Below is a listing to write out in full, exactly as given, without its pictures.

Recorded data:
◇ ◇ ◇ ◇ ◇
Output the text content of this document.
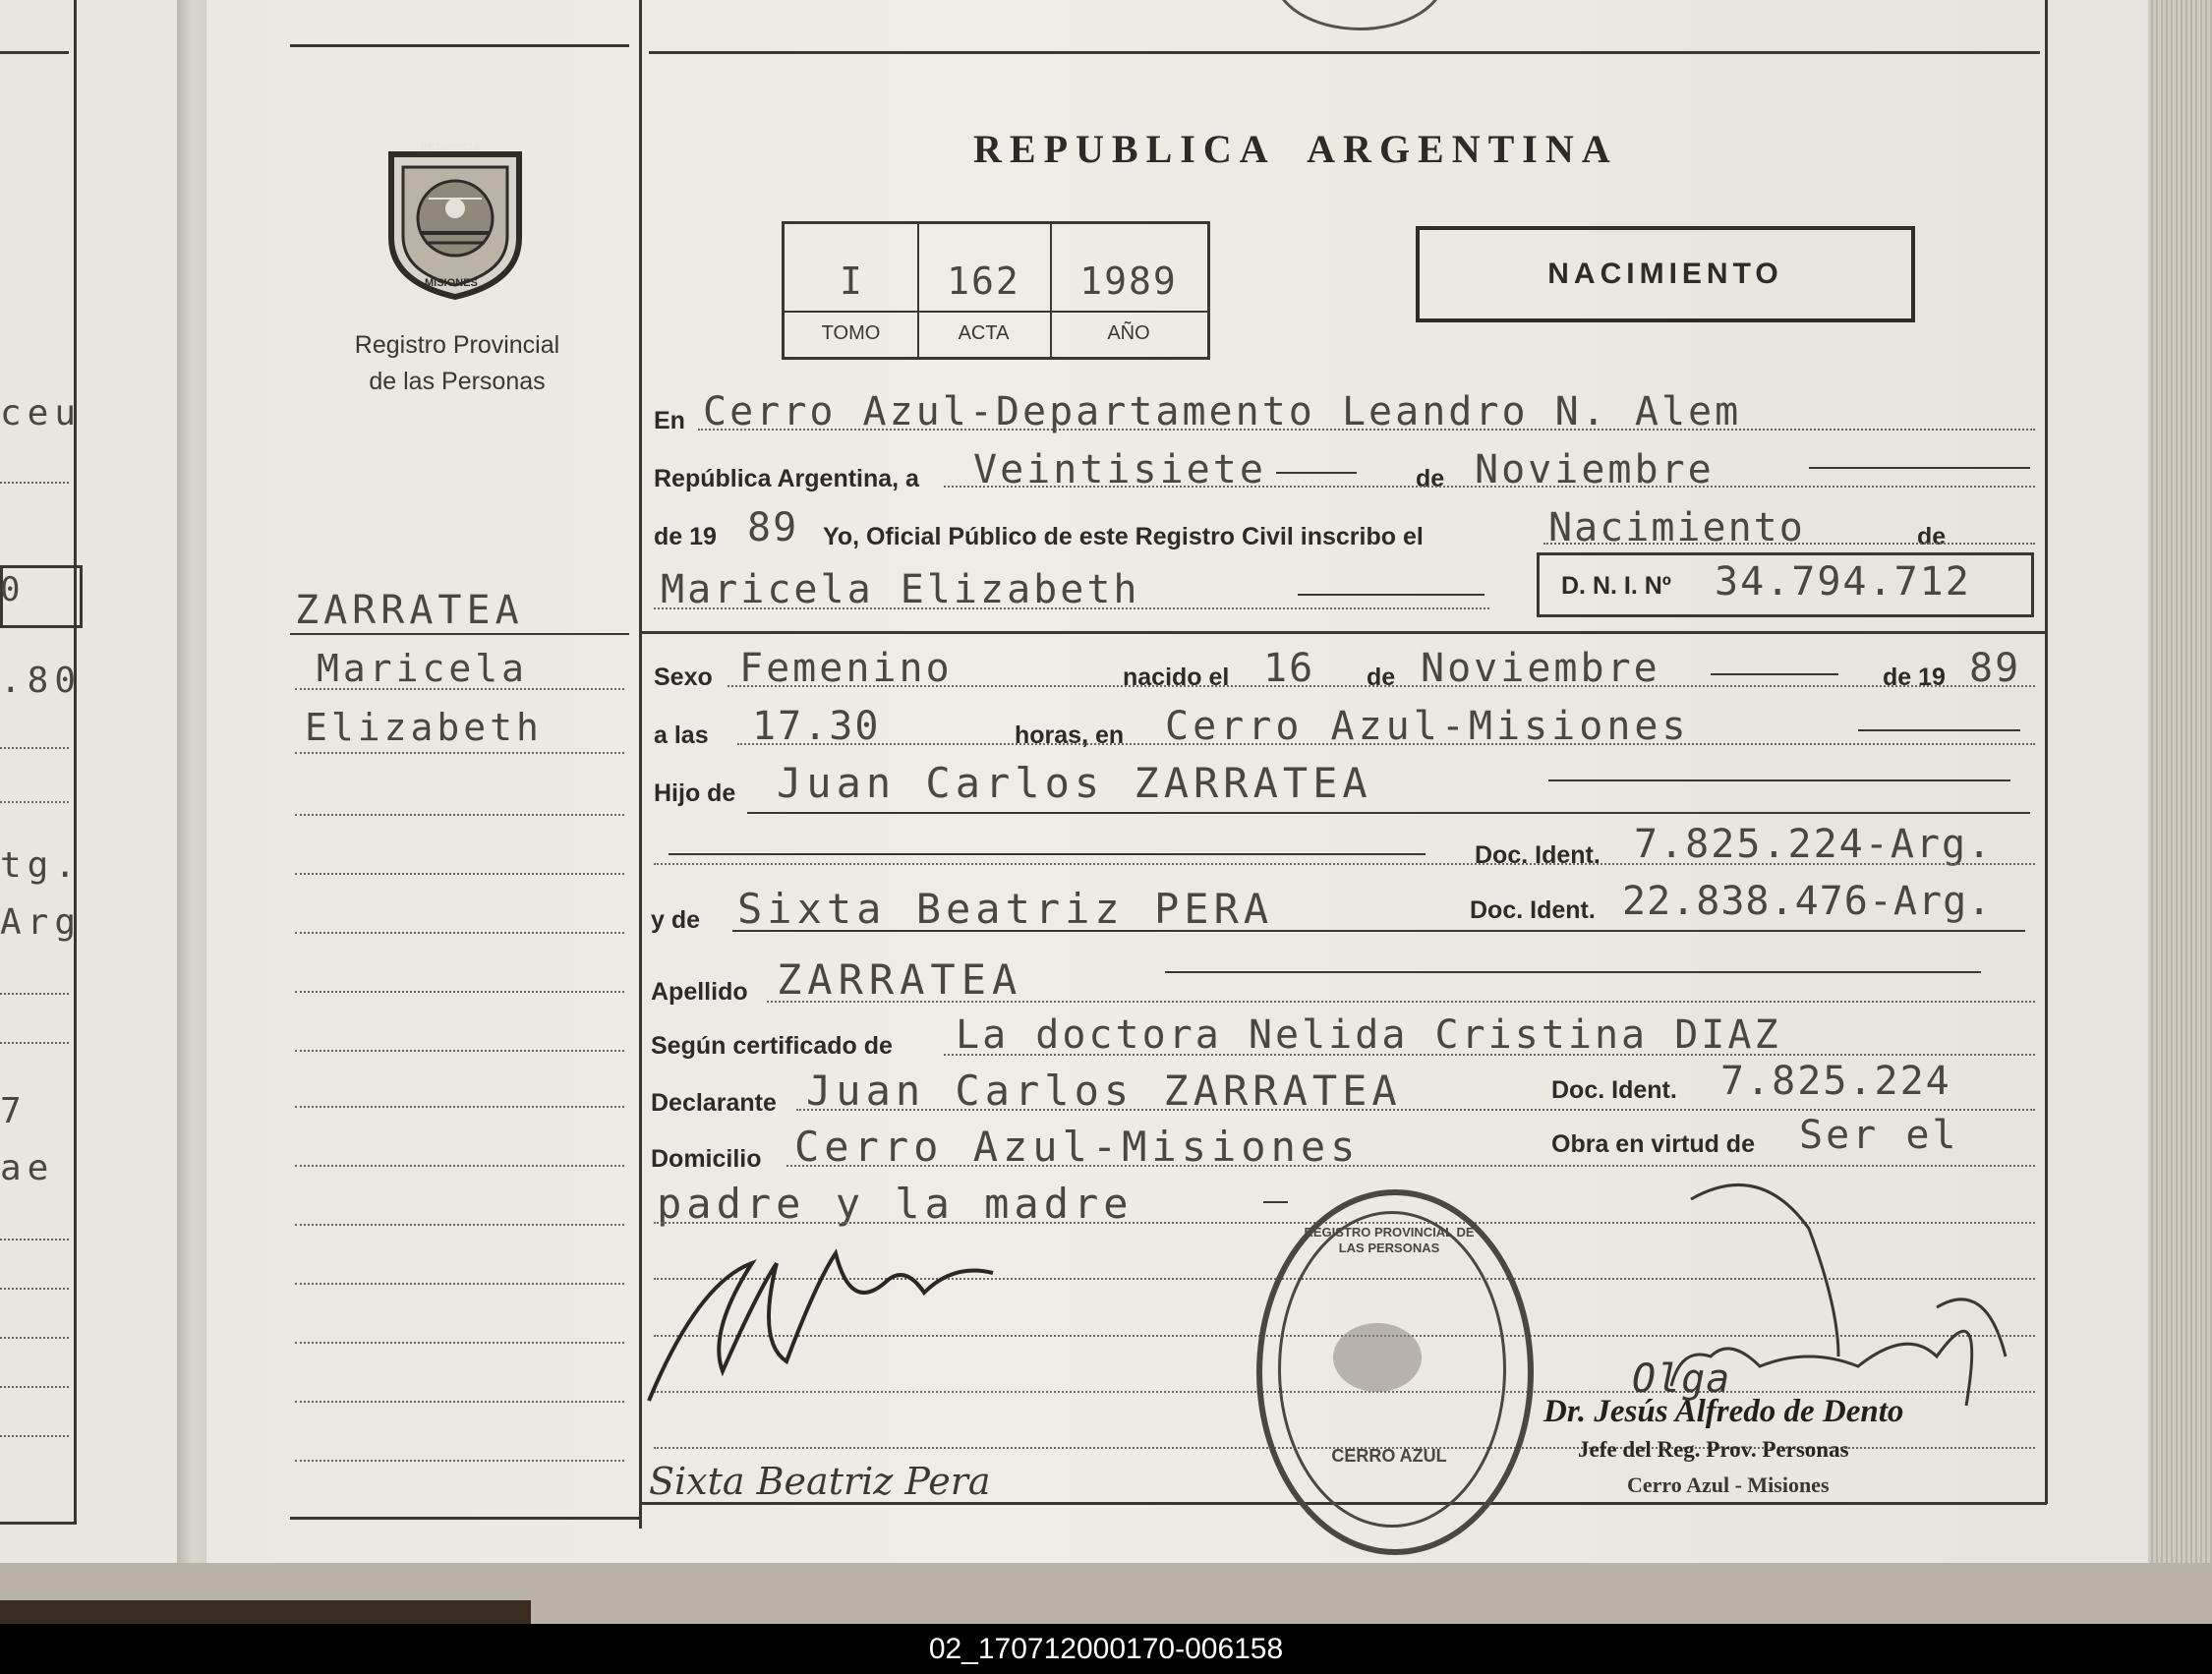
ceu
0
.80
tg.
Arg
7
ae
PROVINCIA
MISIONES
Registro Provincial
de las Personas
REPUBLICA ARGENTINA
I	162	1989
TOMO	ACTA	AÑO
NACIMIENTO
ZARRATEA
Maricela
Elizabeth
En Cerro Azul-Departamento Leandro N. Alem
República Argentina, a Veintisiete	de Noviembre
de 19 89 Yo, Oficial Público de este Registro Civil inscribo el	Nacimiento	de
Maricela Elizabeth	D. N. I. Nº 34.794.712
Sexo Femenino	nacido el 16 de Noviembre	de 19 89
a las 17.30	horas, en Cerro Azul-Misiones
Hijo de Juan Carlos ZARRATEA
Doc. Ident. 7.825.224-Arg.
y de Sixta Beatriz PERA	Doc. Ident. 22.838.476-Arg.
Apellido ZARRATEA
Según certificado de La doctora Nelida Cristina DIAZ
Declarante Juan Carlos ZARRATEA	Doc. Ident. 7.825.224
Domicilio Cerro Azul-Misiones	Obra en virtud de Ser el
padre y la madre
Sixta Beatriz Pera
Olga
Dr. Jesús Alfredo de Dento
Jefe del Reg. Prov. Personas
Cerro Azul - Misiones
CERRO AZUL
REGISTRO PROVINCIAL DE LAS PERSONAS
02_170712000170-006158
◇ ◇ ◇ ◇ ◇
ANSWER BELOW -
Output the text content of this document.
ceu
0
.80
tg.
Arg
7
ae
PROVINCIA
MISIONES
Registro Provincial
de las Personas
REPUBLICA ARGENTINA
I	162	1989
TOMO	ACTA	AÑO
NACIMIENTO
ZARRATEA
Maricela
Elizabeth
En Cerro Azul-Departamento Leandro N. Alem
República Argentina, a Veintisiete	de Noviembre
de 19 89 Yo, Oficial Público de este Registro Civil inscribo el	Nacimiento	de
Maricela Elizabeth	D. N. I. Nº 34.794.712
Sexo Femenino	nacido el 16 de Noviembre	de 19 89
a las 17.30	horas, en Cerro Azul-Misiones
Hijo de Juan Carlos ZARRATEA
Doc. Ident. 7.825.224-Arg.
y de Sixta Beatriz PERA	Doc. Ident. 22.838.476-Arg.
Apellido ZARRATEA
Según certificado de La doctora Nelida Cristina DIAZ
Declarante Juan Carlos ZARRATEA	Doc. Ident. 7.825.224
Domicilio Cerro Azul-Misiones	Obra en virtud de Ser el
padre y la madre
Sixta Beatriz Pera
Olga
Dr. Jesús Alfredo de Dento
Jefe del Reg. Prov. Personas
Cerro Azul - Misiones
CERRO AZUL
REGISTRO PROVINCIAL DE LAS PERSONAS
02_170712000170-006158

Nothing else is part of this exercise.